What this task involves →
Extract each line bearing the word "hojalata".

········

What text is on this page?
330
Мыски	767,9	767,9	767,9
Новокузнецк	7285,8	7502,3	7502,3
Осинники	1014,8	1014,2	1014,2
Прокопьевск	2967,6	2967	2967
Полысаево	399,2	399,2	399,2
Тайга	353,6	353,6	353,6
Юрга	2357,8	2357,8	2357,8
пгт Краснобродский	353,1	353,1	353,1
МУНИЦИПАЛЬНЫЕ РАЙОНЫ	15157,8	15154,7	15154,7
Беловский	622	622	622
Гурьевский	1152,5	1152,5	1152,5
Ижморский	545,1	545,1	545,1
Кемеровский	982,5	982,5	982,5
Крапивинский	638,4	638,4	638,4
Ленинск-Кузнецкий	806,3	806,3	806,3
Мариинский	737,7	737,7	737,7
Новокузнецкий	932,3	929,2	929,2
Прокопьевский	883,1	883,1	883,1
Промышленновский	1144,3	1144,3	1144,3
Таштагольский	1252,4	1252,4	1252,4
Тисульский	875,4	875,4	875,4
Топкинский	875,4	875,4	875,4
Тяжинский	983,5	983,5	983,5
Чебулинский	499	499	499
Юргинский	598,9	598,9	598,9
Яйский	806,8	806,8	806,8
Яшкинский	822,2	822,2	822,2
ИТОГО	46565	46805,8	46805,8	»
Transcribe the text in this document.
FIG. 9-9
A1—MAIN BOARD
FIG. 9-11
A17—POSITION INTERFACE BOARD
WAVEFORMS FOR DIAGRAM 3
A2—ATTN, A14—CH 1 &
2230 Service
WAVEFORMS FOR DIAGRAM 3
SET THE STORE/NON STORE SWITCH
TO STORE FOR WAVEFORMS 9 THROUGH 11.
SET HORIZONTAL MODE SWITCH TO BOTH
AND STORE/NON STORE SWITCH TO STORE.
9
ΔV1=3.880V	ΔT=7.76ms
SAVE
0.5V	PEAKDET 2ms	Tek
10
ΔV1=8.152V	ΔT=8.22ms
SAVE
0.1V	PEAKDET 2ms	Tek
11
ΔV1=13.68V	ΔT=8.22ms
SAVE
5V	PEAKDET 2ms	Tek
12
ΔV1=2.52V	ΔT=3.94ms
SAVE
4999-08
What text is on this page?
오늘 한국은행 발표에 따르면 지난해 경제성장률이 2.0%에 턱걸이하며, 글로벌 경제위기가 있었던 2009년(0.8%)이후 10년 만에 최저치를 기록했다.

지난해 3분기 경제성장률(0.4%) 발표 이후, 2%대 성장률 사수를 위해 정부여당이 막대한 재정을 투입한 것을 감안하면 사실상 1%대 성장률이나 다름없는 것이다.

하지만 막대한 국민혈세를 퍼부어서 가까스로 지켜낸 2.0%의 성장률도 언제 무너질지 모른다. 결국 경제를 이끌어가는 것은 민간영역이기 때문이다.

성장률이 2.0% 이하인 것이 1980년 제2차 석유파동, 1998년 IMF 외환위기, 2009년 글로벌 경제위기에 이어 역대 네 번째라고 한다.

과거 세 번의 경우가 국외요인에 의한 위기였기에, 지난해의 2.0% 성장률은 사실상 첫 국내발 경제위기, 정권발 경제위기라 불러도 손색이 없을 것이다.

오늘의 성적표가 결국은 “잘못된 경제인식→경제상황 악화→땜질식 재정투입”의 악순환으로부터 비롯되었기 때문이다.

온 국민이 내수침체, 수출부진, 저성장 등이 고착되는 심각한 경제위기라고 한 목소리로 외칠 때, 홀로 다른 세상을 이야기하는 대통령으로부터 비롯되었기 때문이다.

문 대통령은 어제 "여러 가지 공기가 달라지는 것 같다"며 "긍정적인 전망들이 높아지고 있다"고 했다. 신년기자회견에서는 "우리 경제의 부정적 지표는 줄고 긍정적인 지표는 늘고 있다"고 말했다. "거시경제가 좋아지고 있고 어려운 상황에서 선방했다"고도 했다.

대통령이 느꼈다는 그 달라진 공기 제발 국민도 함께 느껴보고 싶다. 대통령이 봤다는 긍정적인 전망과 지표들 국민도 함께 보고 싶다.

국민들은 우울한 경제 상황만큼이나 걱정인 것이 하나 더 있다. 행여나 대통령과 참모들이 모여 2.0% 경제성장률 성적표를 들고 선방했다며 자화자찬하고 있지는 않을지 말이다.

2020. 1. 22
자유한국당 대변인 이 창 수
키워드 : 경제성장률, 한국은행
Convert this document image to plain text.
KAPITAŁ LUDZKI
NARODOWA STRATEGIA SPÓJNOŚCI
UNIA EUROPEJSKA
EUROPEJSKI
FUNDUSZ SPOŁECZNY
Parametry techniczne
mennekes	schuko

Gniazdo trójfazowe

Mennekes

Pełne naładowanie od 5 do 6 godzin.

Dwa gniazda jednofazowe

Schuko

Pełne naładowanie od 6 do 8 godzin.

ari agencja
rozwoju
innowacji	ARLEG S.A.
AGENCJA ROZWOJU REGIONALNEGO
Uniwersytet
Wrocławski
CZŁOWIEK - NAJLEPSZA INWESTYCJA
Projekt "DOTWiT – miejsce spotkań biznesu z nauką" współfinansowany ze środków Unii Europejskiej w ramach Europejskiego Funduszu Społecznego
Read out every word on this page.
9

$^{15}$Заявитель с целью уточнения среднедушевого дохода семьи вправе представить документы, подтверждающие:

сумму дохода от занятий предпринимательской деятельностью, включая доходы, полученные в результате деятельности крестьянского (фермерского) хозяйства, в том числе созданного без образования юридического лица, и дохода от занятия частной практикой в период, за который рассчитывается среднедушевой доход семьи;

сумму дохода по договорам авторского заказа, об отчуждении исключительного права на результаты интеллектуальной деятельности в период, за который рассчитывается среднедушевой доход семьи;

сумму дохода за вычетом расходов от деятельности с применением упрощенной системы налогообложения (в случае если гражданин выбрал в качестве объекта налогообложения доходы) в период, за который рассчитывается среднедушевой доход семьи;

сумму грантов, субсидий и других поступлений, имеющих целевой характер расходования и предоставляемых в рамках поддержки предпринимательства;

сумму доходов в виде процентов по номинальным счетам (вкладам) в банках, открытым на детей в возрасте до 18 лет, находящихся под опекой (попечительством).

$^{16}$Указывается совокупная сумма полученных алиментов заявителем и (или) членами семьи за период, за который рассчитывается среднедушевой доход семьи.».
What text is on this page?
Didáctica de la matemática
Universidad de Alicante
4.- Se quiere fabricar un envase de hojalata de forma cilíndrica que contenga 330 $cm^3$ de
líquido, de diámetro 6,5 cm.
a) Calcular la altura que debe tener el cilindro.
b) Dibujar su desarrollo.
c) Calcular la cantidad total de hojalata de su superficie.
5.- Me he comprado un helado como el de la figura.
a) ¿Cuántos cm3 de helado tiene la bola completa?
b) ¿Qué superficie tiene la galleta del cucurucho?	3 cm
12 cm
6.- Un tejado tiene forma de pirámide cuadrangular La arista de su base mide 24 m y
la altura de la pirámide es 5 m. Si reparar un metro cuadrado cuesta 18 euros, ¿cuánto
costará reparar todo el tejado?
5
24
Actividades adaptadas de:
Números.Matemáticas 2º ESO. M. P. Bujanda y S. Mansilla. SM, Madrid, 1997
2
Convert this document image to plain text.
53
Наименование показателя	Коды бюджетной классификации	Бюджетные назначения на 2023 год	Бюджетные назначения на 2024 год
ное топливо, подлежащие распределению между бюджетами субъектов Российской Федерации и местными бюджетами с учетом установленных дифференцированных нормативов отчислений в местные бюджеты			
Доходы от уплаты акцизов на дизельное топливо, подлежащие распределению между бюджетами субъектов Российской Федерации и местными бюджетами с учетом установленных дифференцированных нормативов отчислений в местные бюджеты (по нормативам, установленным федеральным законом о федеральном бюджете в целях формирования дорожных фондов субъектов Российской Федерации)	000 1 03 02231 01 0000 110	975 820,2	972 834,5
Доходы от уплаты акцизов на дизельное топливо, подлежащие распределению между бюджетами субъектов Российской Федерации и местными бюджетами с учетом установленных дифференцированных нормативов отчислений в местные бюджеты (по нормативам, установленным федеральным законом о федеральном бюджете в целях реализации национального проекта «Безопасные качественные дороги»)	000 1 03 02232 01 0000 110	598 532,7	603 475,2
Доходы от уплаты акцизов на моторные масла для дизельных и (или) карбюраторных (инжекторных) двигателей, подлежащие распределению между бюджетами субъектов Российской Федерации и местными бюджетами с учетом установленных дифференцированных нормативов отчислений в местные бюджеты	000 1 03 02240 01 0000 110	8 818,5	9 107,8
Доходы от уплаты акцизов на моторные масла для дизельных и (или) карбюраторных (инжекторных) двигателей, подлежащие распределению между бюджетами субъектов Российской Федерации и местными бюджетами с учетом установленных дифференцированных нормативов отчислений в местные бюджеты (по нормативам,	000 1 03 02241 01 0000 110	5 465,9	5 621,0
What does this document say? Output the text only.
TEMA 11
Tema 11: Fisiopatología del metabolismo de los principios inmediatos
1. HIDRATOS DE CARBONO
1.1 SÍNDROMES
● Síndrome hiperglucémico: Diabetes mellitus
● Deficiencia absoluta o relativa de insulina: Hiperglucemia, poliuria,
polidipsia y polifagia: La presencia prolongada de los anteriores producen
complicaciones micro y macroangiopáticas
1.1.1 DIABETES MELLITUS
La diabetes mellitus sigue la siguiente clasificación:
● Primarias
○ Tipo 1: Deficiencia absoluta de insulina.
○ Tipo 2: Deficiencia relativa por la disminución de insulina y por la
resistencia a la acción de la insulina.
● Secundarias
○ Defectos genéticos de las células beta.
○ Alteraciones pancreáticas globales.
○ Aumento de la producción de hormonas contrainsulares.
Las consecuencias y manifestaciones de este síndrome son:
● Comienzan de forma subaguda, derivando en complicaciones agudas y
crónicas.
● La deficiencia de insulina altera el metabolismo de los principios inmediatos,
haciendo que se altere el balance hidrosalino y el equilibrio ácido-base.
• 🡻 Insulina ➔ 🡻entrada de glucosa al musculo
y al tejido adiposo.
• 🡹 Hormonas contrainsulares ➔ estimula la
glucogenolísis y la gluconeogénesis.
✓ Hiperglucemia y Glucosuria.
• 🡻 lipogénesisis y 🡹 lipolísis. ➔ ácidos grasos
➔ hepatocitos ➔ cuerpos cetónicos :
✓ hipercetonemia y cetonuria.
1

········

The response →
4.- Se quiere fabricar un envase de hojalata de forma cilíndrica que contenga 330 $cm^3$ de
c) Calcular la cantidad total de hojalata de su superficie.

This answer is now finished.